### WRITTEN PROBLEM
Collect each line containing "Community".

### INPUT ###

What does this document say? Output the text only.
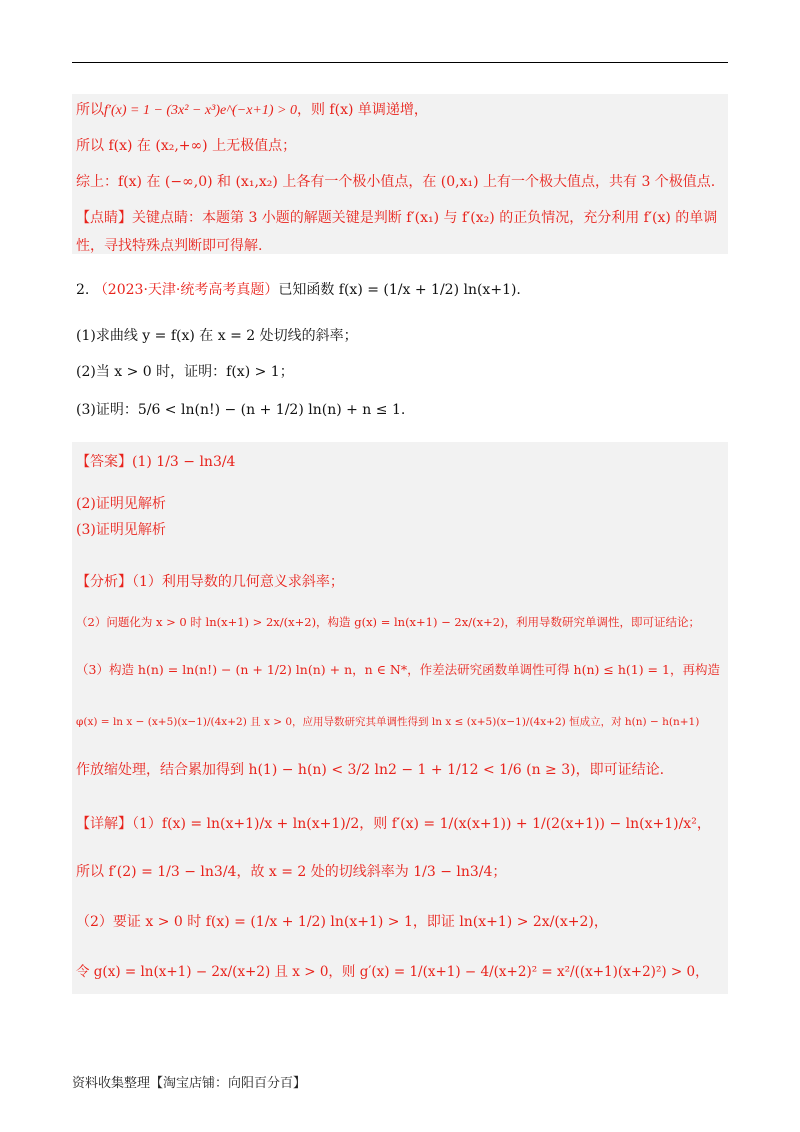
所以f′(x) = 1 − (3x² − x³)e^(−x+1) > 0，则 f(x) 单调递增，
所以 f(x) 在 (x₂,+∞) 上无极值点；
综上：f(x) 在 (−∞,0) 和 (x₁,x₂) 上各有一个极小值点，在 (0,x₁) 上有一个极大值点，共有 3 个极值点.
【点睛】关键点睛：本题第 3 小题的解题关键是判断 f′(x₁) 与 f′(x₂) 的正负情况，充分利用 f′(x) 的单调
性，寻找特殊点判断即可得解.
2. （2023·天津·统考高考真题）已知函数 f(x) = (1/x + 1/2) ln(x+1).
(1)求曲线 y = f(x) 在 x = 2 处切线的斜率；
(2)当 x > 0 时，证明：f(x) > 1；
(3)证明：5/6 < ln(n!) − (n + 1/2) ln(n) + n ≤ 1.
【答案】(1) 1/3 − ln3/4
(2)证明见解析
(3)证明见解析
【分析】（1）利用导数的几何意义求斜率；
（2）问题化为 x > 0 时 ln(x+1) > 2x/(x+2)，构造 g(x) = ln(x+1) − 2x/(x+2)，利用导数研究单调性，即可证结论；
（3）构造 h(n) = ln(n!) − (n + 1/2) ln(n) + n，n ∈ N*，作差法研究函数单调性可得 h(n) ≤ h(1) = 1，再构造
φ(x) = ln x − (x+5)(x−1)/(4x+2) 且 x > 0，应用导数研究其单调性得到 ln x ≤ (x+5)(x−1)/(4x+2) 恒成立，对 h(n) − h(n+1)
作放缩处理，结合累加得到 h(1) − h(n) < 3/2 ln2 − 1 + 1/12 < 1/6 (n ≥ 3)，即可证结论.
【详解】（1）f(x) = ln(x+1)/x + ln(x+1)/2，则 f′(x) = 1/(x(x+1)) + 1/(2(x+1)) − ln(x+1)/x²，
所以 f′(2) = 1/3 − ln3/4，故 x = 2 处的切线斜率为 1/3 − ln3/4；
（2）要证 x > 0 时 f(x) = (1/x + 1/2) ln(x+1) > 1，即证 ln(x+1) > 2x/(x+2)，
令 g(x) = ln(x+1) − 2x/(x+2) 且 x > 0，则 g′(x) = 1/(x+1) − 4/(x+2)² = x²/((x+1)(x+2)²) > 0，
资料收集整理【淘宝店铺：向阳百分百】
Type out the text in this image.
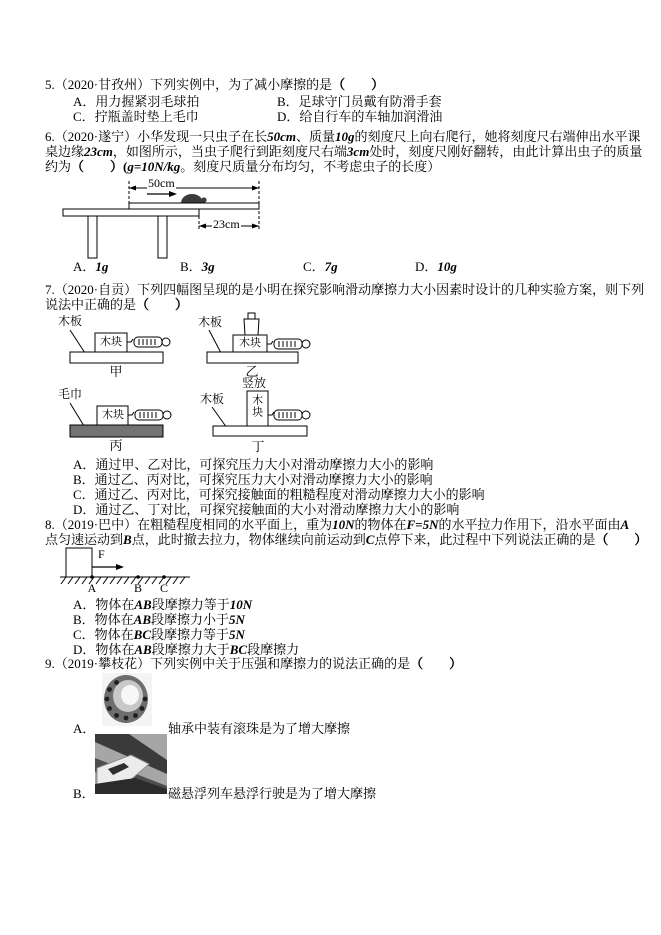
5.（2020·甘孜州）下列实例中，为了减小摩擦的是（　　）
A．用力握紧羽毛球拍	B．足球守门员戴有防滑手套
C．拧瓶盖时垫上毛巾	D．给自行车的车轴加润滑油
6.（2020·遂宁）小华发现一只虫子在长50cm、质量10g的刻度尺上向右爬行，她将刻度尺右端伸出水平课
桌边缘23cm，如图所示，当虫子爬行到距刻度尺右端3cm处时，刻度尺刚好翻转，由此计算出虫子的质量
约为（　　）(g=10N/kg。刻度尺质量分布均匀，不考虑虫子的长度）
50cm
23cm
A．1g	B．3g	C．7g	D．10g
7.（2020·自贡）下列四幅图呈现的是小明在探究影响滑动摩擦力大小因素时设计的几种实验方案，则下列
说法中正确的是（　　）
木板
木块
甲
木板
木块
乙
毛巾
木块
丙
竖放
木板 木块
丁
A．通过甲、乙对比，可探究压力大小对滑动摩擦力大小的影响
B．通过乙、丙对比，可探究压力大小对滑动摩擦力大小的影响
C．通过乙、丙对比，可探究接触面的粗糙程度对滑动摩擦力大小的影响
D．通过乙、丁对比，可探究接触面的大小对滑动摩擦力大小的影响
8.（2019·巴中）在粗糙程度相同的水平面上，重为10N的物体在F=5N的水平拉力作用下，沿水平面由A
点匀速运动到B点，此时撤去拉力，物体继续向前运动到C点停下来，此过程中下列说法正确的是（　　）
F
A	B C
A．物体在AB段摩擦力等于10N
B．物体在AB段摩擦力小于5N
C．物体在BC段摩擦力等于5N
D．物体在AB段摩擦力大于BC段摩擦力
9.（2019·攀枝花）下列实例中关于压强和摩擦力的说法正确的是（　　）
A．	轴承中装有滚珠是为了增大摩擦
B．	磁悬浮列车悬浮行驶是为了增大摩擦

###
### INPUT ###

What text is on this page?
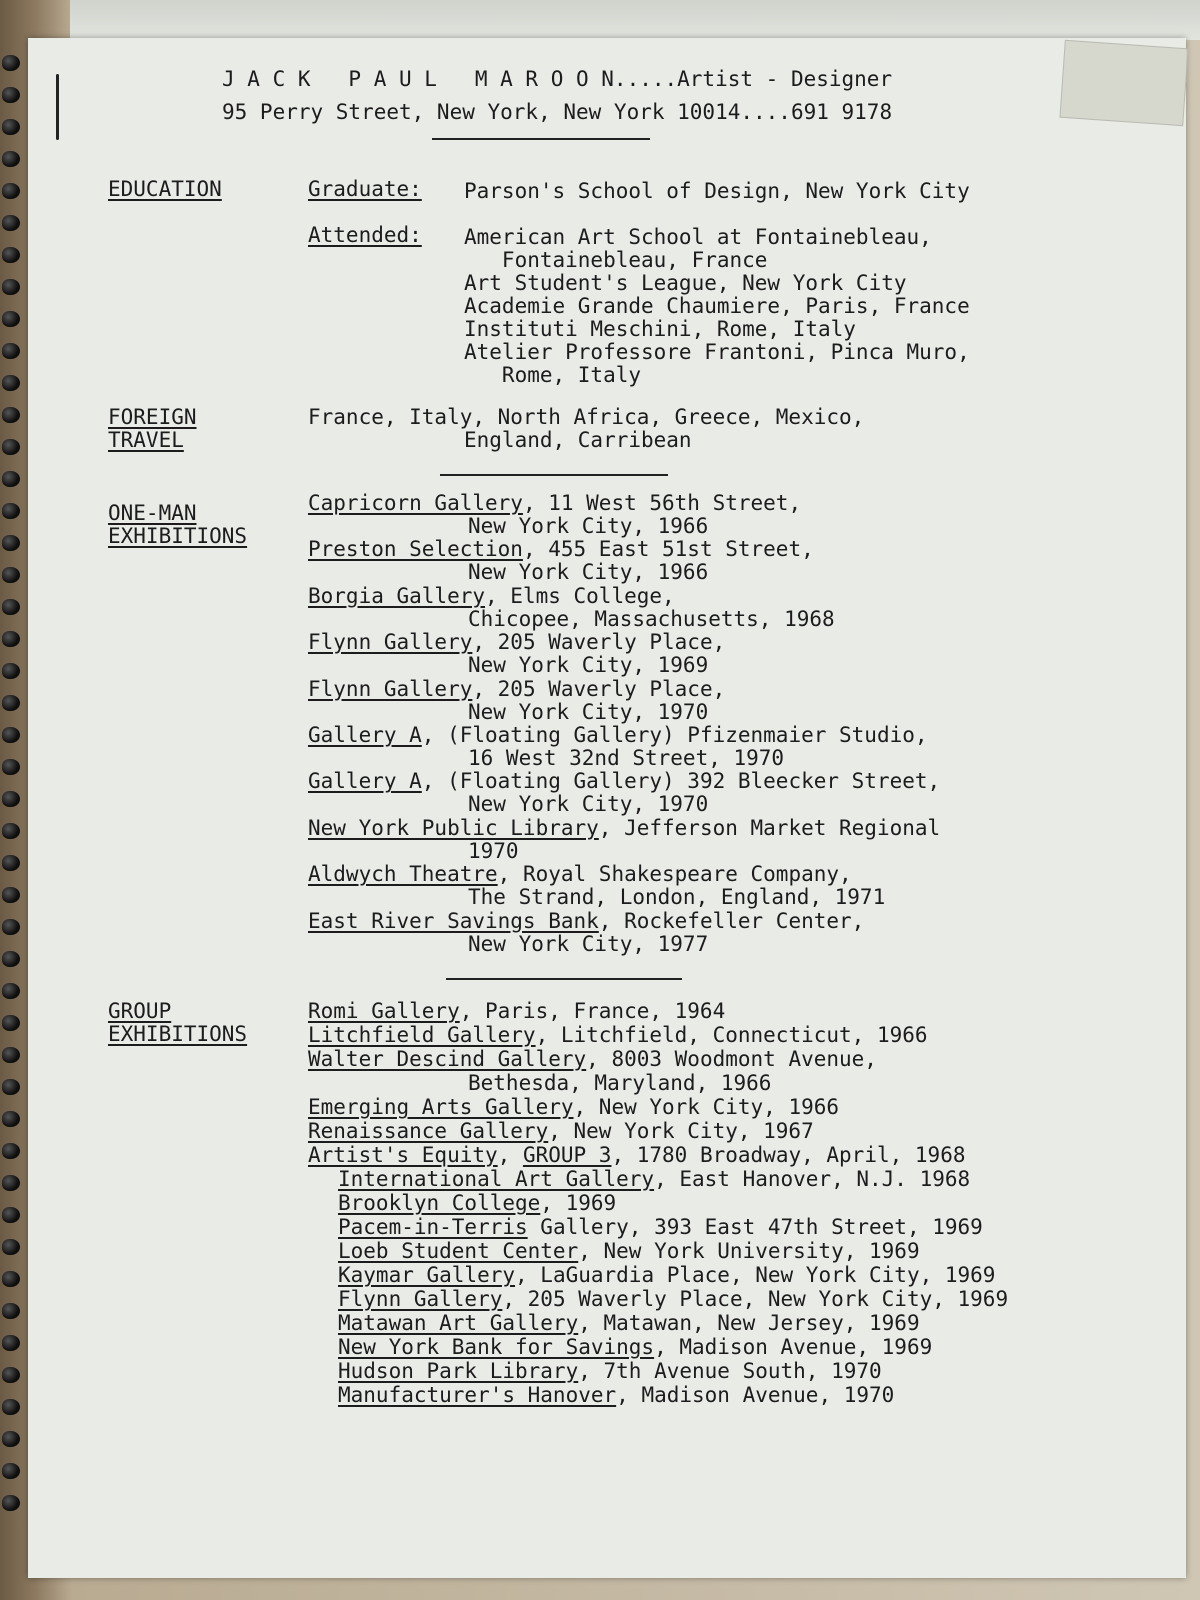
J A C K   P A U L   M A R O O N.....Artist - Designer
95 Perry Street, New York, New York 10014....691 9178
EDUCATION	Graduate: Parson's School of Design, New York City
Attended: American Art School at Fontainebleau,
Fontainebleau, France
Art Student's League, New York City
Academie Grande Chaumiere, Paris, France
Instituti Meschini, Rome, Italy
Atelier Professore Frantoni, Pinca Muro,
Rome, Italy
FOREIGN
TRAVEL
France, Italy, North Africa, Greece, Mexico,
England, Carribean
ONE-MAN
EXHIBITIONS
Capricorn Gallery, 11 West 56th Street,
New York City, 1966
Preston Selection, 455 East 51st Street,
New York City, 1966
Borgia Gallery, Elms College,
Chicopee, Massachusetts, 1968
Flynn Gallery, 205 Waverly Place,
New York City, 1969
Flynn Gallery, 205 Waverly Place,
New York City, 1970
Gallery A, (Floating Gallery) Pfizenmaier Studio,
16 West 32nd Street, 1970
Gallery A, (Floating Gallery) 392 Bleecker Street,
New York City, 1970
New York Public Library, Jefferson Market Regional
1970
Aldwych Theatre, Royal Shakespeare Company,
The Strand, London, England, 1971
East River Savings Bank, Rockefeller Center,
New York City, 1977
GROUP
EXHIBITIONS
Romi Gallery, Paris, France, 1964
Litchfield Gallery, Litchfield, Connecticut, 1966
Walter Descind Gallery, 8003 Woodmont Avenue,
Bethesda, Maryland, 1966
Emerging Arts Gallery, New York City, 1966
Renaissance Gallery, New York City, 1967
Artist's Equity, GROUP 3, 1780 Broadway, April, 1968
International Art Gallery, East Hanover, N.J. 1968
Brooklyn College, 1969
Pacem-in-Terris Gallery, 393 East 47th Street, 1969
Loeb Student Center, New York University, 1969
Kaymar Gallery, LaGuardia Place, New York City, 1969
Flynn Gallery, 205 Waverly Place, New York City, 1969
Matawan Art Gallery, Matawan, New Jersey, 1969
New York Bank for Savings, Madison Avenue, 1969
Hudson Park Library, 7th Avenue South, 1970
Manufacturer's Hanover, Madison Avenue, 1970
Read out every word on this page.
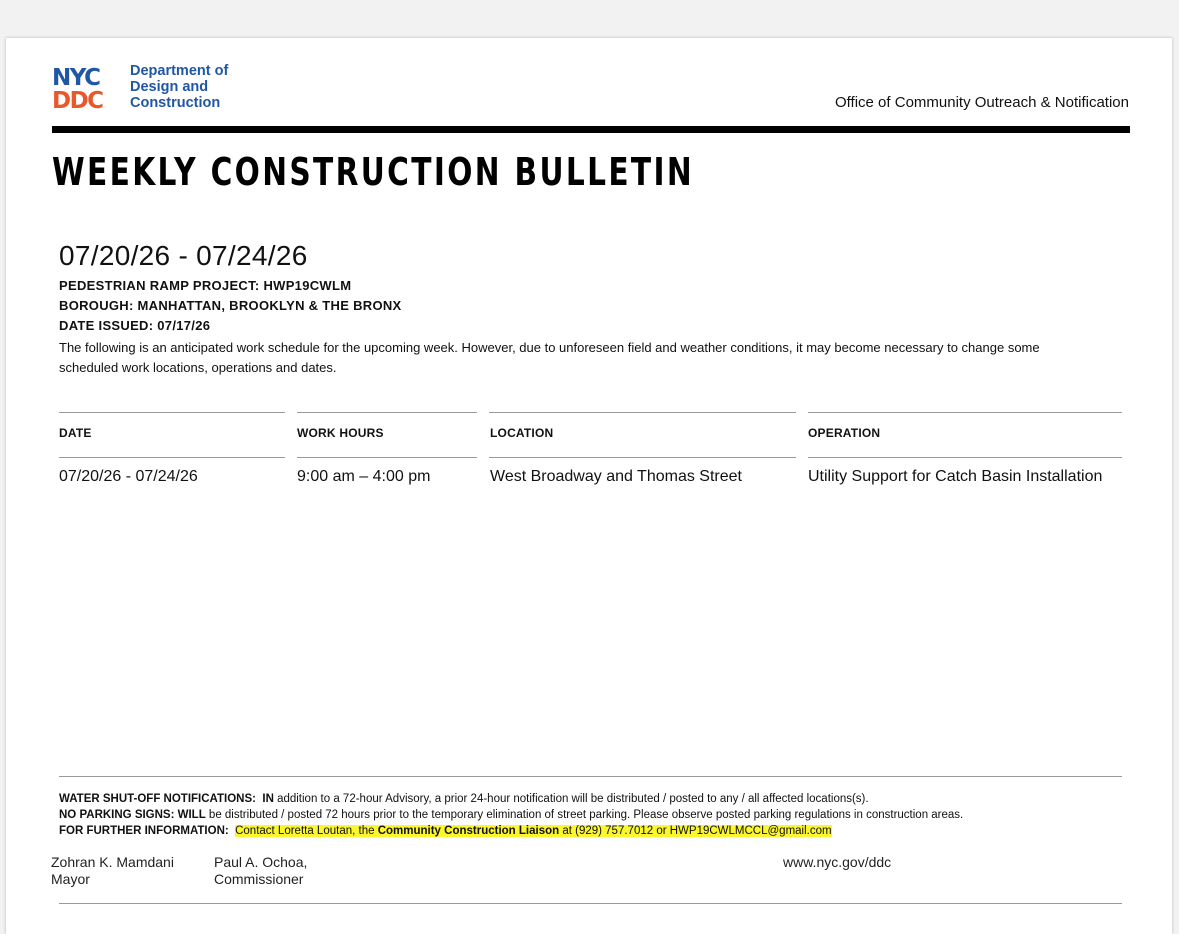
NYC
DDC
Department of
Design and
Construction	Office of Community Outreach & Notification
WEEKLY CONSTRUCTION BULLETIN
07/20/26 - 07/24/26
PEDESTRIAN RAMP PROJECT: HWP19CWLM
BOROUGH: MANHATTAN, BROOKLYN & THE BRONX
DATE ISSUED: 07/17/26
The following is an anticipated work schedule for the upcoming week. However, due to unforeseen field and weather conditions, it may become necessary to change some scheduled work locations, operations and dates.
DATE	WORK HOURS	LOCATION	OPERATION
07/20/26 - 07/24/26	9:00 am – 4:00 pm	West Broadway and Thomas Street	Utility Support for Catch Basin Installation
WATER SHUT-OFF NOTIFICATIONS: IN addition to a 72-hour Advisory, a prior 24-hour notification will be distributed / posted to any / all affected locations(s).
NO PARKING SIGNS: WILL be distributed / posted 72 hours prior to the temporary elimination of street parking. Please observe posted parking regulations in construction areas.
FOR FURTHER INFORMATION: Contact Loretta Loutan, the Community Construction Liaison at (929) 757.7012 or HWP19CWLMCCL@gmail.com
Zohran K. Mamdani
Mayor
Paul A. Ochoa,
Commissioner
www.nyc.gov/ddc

###

### RESPONSE FOR THIS EXERCISE
Construction	Office of Community Outreach & Notification
FOR FURTHER INFORMATION: Contact Loretta Loutan, the Community Construction Liaison at (929) 757.7012 or HWP19CWLMCCL@gmail.com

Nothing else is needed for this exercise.